**Your goal:** Report every line in the listing below where the string "panel" shows up.

**Material to process:**
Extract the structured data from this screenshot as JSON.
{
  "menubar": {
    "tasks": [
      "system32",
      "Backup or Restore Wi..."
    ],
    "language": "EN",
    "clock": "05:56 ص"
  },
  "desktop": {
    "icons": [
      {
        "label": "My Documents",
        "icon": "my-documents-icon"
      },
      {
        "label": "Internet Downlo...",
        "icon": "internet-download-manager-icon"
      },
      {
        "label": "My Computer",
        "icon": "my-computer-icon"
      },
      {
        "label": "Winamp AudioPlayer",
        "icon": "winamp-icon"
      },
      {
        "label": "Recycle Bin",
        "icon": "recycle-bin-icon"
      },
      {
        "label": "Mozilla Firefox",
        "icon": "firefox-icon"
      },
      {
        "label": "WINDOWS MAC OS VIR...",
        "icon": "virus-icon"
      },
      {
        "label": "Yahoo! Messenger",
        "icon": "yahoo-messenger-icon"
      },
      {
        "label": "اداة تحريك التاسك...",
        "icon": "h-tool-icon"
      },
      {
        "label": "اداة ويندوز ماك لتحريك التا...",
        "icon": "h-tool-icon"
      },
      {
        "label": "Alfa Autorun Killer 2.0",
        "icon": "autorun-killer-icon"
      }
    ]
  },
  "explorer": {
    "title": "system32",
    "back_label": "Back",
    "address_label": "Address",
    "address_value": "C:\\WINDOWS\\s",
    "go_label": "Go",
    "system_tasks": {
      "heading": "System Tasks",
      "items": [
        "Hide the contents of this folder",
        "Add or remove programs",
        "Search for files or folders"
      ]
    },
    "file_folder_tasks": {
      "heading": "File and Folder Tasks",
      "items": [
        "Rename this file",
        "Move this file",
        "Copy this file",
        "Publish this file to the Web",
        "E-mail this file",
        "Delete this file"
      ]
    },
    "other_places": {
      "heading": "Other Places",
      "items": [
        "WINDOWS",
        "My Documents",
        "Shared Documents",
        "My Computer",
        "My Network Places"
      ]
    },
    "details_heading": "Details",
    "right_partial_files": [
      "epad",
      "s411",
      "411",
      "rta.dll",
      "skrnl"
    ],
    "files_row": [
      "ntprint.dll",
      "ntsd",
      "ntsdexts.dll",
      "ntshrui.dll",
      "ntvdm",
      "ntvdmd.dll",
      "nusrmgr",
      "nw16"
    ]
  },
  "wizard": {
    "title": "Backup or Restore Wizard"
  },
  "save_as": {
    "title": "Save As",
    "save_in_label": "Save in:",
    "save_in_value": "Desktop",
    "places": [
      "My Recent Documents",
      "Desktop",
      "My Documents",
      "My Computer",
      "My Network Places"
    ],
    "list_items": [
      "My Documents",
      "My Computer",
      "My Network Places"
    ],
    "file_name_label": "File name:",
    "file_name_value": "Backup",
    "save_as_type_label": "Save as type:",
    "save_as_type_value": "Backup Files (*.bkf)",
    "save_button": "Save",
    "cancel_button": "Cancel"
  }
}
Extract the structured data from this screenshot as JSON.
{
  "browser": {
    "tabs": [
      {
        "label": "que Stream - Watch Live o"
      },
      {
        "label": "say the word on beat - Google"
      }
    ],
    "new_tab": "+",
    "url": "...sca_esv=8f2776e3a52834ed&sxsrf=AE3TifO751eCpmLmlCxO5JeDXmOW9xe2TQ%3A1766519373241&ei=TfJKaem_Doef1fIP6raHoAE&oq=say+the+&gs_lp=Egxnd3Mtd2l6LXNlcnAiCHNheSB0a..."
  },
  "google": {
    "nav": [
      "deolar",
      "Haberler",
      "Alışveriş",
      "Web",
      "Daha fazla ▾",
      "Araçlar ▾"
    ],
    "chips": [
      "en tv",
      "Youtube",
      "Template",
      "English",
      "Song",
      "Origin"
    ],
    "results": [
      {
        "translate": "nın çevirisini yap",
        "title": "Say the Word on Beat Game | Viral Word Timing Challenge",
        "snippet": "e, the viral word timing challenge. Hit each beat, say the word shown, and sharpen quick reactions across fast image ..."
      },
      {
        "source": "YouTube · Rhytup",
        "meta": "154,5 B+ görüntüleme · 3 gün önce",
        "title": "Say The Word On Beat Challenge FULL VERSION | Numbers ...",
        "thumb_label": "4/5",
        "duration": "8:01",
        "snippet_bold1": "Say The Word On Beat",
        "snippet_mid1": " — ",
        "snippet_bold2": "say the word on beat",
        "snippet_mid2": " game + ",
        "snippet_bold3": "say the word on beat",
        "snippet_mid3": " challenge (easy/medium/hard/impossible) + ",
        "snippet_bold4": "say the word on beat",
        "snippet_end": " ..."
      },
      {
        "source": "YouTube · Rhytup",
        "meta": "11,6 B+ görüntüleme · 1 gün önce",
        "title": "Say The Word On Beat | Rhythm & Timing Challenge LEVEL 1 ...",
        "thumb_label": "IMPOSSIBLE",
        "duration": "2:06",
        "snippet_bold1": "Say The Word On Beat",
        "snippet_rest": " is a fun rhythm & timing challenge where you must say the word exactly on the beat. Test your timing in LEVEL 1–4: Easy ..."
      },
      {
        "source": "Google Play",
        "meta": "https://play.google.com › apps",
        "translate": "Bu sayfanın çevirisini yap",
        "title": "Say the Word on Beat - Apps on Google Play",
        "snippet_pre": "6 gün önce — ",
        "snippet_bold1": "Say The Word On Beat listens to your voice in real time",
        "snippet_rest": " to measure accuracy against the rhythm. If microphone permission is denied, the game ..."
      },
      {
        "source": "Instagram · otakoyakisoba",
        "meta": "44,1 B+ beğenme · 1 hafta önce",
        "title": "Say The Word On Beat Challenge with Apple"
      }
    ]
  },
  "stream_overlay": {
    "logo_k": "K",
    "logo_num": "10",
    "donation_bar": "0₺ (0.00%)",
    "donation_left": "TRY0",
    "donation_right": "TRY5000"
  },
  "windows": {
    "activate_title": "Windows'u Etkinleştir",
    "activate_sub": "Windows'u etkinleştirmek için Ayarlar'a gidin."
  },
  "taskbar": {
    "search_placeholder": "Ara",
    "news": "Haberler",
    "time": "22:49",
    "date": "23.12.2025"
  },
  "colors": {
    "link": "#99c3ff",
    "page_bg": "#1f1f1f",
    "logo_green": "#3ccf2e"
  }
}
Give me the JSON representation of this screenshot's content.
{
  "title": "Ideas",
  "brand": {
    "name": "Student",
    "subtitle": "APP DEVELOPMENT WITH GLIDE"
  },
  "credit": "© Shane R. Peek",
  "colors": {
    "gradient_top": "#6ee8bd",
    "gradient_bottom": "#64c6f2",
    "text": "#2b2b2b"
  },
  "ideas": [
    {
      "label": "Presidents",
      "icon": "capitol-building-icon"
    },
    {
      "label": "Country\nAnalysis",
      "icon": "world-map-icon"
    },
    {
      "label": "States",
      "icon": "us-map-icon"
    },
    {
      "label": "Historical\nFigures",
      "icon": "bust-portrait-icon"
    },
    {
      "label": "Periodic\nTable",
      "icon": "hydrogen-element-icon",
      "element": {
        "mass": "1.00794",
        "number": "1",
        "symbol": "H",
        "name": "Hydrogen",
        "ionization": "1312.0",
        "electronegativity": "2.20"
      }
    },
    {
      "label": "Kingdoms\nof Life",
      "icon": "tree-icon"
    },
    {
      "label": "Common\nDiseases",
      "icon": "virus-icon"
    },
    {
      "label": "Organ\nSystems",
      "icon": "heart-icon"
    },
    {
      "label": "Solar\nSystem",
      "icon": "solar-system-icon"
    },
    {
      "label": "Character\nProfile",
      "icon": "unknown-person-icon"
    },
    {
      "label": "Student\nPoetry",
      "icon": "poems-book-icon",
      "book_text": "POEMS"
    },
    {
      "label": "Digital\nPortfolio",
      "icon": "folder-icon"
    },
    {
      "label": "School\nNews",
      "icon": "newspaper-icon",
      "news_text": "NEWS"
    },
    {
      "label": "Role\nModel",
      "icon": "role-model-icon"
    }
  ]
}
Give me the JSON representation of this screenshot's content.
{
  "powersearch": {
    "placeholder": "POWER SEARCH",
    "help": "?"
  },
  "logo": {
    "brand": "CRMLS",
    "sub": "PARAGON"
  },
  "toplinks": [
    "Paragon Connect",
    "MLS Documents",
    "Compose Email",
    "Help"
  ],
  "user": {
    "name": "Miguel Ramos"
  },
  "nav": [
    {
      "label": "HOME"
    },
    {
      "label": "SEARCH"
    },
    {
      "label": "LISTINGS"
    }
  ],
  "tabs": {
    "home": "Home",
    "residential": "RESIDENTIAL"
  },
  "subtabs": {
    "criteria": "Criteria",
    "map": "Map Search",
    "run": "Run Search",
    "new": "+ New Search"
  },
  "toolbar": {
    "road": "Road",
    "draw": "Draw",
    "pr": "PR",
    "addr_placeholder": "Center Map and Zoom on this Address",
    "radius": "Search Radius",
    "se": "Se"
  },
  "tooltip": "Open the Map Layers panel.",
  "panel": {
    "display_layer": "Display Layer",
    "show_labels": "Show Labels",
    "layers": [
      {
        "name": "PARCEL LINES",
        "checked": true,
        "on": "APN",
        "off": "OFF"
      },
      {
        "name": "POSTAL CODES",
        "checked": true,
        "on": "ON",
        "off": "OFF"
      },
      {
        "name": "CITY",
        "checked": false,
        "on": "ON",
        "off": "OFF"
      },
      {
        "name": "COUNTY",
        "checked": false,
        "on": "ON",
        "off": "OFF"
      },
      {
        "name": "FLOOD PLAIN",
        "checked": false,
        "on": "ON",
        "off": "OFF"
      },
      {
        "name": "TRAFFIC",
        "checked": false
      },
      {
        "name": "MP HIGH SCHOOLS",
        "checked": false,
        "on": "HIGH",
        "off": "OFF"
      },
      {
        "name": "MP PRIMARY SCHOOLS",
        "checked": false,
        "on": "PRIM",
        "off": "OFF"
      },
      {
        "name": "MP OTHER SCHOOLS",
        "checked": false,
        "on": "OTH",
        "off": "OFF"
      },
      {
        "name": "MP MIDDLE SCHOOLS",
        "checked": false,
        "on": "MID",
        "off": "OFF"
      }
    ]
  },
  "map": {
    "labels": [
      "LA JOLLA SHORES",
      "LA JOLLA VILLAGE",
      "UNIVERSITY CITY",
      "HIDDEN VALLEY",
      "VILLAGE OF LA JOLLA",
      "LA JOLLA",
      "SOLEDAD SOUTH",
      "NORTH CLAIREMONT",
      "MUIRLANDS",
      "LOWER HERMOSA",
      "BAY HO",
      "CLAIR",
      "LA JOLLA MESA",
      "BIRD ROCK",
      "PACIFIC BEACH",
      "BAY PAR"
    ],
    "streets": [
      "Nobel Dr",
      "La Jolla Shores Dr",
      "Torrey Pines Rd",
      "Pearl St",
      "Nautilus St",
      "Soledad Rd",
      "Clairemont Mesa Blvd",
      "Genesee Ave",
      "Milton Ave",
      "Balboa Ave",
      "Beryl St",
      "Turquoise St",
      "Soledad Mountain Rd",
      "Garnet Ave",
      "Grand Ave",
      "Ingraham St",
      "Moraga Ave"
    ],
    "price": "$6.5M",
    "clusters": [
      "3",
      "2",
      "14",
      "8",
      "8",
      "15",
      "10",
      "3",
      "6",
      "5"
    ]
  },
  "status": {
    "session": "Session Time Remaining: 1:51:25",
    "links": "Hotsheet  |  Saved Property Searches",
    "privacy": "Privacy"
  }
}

**Response area:**
  "tooltip": "Open the Map Layers panel.",
  "panel": {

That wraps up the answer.